**WRITTEN PROBLEM**
Using the data below, copy every line that contains the word "Surveillance".

==== DATA FOR THE TASK

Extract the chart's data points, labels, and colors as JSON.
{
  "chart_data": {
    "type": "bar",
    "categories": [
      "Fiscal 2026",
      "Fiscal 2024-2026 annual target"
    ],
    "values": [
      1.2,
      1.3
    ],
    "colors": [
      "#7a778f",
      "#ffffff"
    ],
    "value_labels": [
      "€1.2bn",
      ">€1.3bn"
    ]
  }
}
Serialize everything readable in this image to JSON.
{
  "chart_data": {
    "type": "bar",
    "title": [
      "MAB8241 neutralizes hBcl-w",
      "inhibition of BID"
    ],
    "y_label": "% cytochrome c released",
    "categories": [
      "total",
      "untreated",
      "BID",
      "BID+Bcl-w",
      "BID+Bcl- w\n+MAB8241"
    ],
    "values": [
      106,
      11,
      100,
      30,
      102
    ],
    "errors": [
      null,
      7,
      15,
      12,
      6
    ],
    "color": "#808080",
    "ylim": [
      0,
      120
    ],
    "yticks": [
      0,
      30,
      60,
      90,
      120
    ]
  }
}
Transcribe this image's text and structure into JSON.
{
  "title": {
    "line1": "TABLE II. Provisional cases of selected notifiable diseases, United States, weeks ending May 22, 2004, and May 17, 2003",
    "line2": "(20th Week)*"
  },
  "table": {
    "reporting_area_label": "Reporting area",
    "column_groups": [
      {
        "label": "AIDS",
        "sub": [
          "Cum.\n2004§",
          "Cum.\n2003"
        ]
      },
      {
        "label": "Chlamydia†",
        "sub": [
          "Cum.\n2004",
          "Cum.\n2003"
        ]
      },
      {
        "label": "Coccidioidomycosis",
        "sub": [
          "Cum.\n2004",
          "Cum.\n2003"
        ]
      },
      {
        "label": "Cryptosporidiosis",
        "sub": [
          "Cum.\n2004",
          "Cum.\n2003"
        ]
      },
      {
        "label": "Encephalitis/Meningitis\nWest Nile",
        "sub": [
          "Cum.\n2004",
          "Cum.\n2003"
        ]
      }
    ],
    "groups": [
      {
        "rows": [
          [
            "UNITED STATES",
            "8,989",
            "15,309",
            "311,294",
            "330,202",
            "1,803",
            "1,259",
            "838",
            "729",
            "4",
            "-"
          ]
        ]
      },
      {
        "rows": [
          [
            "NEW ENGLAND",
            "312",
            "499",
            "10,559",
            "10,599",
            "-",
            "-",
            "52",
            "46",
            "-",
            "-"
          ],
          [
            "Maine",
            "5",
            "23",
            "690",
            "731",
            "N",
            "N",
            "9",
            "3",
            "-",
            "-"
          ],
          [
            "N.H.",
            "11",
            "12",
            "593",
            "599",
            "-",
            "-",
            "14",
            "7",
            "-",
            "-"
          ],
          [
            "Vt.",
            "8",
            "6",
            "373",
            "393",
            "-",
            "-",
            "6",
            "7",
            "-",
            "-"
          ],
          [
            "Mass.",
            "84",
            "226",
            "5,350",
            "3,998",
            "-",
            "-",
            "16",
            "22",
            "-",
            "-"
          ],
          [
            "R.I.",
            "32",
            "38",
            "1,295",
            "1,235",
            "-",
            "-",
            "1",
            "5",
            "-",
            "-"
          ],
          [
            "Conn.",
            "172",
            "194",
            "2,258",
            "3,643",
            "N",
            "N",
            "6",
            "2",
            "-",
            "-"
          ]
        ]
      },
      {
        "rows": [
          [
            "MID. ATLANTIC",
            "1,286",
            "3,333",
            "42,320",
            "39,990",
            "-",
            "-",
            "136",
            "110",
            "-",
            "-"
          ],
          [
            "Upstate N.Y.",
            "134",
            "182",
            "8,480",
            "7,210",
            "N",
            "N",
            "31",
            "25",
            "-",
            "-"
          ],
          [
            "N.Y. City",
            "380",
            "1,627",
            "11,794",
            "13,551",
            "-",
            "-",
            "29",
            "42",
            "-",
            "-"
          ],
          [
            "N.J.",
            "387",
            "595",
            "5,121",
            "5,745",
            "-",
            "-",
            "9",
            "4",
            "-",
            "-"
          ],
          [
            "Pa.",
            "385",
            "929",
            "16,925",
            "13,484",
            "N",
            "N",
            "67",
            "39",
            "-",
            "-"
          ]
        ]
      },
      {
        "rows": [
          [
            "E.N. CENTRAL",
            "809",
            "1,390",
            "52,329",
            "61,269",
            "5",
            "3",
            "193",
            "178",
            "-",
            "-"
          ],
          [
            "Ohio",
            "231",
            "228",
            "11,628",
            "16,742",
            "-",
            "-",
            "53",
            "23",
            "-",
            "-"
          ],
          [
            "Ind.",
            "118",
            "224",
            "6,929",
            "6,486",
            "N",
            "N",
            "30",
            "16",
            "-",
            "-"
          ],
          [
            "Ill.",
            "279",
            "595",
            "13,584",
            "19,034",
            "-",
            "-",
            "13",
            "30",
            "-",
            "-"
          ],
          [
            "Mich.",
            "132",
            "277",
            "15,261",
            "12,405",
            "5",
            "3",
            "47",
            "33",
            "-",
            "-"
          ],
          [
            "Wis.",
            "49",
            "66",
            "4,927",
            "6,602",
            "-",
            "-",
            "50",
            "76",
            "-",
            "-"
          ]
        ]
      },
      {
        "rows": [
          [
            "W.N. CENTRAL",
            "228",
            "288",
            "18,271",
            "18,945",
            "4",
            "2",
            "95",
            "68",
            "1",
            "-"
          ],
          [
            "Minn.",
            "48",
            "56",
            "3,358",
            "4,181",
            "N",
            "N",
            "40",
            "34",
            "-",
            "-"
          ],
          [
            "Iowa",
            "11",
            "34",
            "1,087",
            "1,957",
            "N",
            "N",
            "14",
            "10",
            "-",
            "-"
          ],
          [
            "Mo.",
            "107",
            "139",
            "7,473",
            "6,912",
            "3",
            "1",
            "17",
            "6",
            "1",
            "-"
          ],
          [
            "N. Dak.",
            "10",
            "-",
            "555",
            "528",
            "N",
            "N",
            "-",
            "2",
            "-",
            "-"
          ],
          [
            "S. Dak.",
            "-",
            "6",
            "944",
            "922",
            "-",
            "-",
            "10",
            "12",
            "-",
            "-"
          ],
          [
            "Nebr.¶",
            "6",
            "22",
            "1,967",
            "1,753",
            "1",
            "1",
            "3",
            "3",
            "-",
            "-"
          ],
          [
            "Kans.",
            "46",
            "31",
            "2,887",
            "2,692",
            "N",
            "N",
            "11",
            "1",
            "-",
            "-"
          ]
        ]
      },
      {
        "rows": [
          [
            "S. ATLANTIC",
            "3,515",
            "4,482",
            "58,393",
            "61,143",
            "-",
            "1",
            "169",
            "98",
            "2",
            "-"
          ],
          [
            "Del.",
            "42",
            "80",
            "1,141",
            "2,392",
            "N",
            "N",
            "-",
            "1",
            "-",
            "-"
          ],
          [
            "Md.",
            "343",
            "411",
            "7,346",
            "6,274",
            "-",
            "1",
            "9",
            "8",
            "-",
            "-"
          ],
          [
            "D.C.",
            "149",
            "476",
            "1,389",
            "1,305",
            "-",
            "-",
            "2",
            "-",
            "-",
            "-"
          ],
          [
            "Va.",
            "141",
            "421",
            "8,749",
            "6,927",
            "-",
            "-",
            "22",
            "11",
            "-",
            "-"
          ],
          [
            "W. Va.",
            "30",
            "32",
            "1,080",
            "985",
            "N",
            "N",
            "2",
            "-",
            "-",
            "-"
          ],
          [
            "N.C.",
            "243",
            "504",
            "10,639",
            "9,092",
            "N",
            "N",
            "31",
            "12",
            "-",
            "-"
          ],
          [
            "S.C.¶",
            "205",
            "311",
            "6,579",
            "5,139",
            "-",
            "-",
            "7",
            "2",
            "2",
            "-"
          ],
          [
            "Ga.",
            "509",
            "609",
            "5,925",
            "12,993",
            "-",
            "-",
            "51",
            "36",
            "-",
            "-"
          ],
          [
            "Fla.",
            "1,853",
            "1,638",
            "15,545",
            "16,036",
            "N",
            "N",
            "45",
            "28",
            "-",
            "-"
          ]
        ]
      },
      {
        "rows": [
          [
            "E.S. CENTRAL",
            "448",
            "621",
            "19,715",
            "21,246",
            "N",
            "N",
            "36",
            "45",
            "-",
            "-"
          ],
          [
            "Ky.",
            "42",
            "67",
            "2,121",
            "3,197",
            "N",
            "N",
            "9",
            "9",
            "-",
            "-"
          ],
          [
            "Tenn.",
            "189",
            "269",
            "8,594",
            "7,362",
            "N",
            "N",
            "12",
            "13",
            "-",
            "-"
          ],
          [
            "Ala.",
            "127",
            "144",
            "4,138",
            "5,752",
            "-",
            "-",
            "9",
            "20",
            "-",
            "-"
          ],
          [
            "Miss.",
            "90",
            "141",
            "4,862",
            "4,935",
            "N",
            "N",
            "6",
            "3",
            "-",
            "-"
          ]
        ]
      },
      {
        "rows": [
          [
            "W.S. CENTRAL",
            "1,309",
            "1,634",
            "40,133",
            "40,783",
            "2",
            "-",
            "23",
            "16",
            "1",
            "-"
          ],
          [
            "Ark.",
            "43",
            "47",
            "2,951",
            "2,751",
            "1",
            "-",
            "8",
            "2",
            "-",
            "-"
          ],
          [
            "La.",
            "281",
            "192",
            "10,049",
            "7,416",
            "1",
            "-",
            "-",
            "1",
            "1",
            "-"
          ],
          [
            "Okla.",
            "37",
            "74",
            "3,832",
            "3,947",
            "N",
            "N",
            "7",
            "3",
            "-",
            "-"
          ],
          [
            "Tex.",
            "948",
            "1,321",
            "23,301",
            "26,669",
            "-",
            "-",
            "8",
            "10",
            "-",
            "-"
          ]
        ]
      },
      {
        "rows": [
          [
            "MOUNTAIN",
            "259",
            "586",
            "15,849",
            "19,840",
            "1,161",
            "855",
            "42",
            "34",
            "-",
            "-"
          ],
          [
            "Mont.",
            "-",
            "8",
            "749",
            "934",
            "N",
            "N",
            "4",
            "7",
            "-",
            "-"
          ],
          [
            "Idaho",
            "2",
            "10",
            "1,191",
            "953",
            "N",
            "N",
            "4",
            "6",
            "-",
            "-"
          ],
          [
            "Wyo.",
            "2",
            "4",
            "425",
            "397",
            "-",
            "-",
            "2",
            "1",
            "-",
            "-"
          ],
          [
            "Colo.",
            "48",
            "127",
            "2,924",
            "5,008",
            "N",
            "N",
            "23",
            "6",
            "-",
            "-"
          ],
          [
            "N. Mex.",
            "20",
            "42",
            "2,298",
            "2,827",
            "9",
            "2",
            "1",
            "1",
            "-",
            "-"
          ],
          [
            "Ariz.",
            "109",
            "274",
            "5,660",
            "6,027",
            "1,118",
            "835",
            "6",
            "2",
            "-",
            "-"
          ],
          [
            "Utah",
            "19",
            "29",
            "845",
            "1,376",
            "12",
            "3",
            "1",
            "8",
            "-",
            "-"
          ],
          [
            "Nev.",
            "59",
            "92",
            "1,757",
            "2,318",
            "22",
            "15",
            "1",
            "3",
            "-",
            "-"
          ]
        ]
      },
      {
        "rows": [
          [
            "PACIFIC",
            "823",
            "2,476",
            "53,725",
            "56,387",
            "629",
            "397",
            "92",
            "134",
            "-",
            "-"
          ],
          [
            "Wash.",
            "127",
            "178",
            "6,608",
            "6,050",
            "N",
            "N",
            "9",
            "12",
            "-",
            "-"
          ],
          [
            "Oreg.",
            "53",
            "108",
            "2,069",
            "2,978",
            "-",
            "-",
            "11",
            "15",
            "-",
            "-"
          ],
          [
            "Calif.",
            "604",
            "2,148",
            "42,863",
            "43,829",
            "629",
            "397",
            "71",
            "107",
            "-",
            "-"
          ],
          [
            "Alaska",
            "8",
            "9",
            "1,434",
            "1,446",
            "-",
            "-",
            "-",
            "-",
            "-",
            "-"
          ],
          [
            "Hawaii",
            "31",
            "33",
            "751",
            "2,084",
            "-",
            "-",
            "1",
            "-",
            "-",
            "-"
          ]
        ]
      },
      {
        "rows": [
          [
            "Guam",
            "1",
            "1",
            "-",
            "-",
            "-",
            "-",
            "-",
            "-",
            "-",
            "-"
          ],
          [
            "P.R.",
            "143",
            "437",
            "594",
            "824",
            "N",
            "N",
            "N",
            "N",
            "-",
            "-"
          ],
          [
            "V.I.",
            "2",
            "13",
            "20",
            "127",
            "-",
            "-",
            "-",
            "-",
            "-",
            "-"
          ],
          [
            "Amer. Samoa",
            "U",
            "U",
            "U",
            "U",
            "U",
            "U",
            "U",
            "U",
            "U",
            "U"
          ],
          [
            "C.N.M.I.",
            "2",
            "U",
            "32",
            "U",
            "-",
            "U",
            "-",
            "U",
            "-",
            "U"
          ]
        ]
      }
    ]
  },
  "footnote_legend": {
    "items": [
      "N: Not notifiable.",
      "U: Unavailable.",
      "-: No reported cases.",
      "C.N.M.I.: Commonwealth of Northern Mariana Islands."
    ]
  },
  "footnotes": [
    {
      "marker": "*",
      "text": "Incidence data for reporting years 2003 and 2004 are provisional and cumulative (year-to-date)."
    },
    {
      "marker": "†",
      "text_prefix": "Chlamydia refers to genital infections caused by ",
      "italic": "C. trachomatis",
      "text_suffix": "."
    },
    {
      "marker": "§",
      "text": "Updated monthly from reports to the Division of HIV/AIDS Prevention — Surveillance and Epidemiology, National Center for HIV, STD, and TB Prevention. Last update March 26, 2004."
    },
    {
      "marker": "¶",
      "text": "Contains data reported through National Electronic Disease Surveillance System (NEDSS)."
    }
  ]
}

========

**WRITTEN ANSWER**
      "text": "Updated monthly from reports to the Division of HIV/AIDS Prevention — Surveillance and Epidemiology, National Center for HIV, STD, and TB Prevention. Last update March 26, 2004."
      "text": "Contains data reported through National Electronic Disease Surveillance System (NEDSS)."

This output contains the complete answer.